Items from a data source
================================

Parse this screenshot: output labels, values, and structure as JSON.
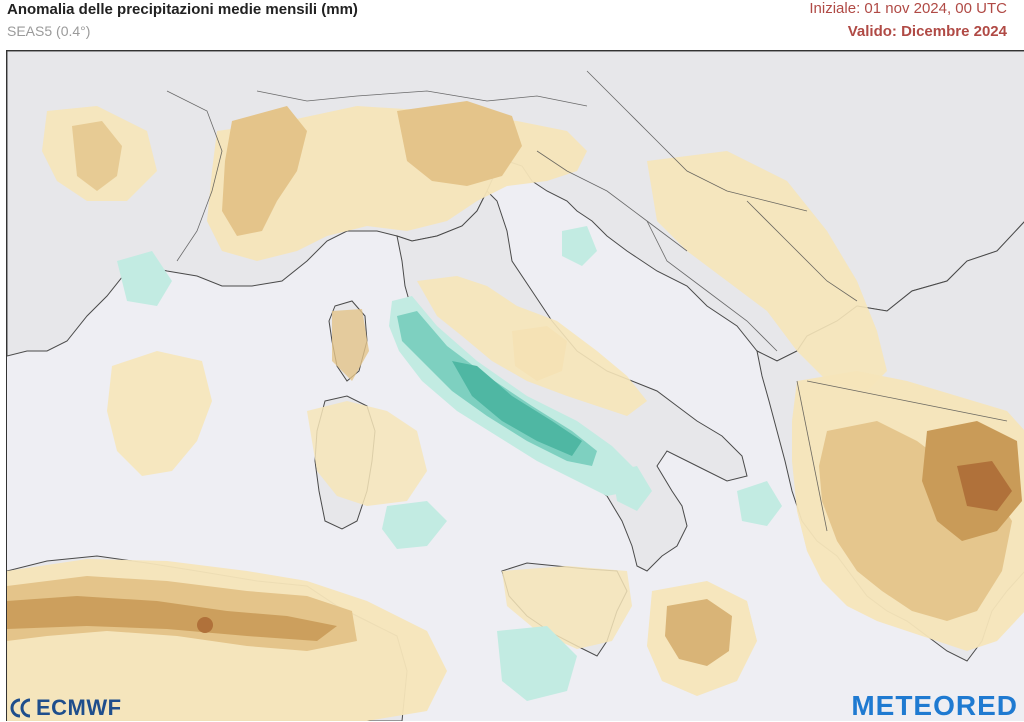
{
  "header": {
    "title": "Anomalia delle precipitazioni medie mensili (mm)",
    "model": "SEAS5 (0.4°)",
    "init": "Iniziale: 01 nov 2024, 00 UTC",
    "valid": "Valido: Dicembre 2024"
  },
  "colors": {
    "sea": "#eeeef3",
    "land": "#e7e7ea",
    "dry_light": "#f6e5b9",
    "dry_medium": "#e4c48a",
    "dry_strong": "#c99b58",
    "dry_max": "#b0713a",
    "wet_light": "#c2ebe2",
    "wet_medium": "#7ed0c0",
    "wet_strong": "#4fb7a3",
    "borders": "#4a4a4a",
    "brand_ecmwf": "#1f4e8c",
    "brand_meteored": "#1f7ad1"
  },
  "logos": {
    "ecmwf": "ECMWF",
    "meteored": "METEORED"
  }
}
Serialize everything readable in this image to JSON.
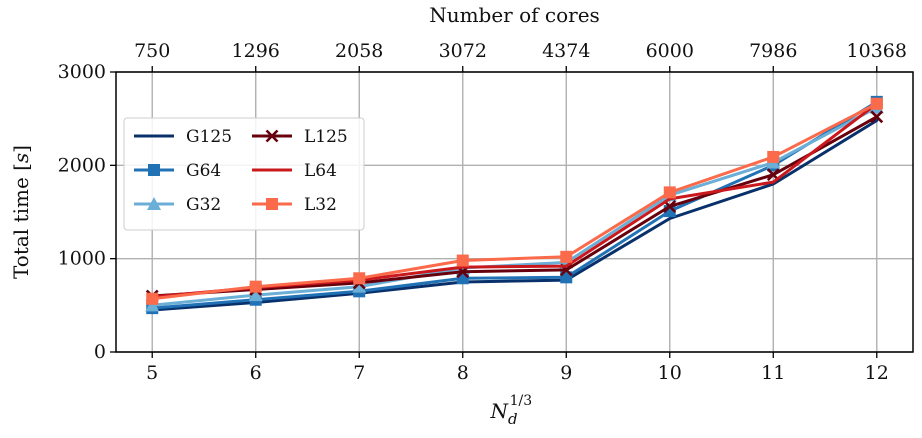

================================

EXERCISE BRIEF
Output all the records, word for word, with no pictures in the copy.

THE COMPLETED TASK
Parse this screenshot: output labels, values, and structure as JSON.
{
  "header": {
    "title": "Anomalia delle precipitazioni medie mensili (mm)",
    "model": "SEAS5 (0.4°)",
    "init": "Iniziale: 01 nov 2024, 00 UTC",
    "valid": "Valido: Dicembre 2024"
  },
  "colors": {
    "sea": "#eeeef3",
    "land": "#e7e7ea",
    "dry_light": "#f6e5b9",
    "dry_medium": "#e4c48a",
    "dry_strong": "#c99b58",
    "dry_max": "#b0713a",
    "wet_light": "#c2ebe2",
    "wet_medium": "#7ed0c0",
    "wet_strong": "#4fb7a3",
    "borders": "#4a4a4a",
    "brand_ecmwf": "#1f4e8c",
    "brand_meteored": "#1f7ad1"
  },
  "logos": {
    "ecmwf": "ECMWF",
    "meteored": "METEORED"
  }
}
Serialize everything readable in this image to JSON.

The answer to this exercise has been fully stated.